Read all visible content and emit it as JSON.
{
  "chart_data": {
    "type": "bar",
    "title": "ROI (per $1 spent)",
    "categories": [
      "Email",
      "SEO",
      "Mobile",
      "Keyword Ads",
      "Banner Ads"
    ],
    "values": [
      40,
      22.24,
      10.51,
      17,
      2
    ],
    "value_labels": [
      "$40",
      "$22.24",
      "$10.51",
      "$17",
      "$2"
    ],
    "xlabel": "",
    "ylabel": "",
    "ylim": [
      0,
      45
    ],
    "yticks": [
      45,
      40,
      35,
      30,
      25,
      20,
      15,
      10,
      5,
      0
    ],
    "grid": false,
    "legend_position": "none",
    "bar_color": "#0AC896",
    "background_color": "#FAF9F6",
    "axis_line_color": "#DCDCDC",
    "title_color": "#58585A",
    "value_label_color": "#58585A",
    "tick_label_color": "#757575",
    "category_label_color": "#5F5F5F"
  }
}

· · · · ·

**PROBLEM REQUIREMENTS**
Word for word, extract all the records.

**TASK SOLUTION**
Read all visible content and emit it as JSON.
{
  "chart_data": {
    "type": "bar",
    "title": "ROI (per $1 spent)",
    "categories": [
      "Email",
      "SEO",
      "Mobile",
      "Keyword Ads",
      "Banner Ads"
    ],
    "values": [
      40,
      22.24,
      10.51,
      17,
      2
    ],
    "value_labels": [
      "$40",
      "$22.24",
      "$10.51",
      "$17",
      "$2"
    ],
    "xlabel": "",
    "ylabel": "",
    "ylim": [
      0,
      45
    ],
    "yticks": [
      45,
      40,
      35,
      30,
      25,
      20,
      15,
      10,
      5,
      0
    ],
    "grid": false,
    "legend_position": "none",
    "bar_color": "#0AC896",
    "background_color": "#FAF9F6",
    "axis_line_color": "#DCDCDC",
    "title_color": "#58585A",
    "value_label_color": "#58585A",
    "tick_label_color": "#757575",
    "category_label_color": "#5F5F5F"
  }
}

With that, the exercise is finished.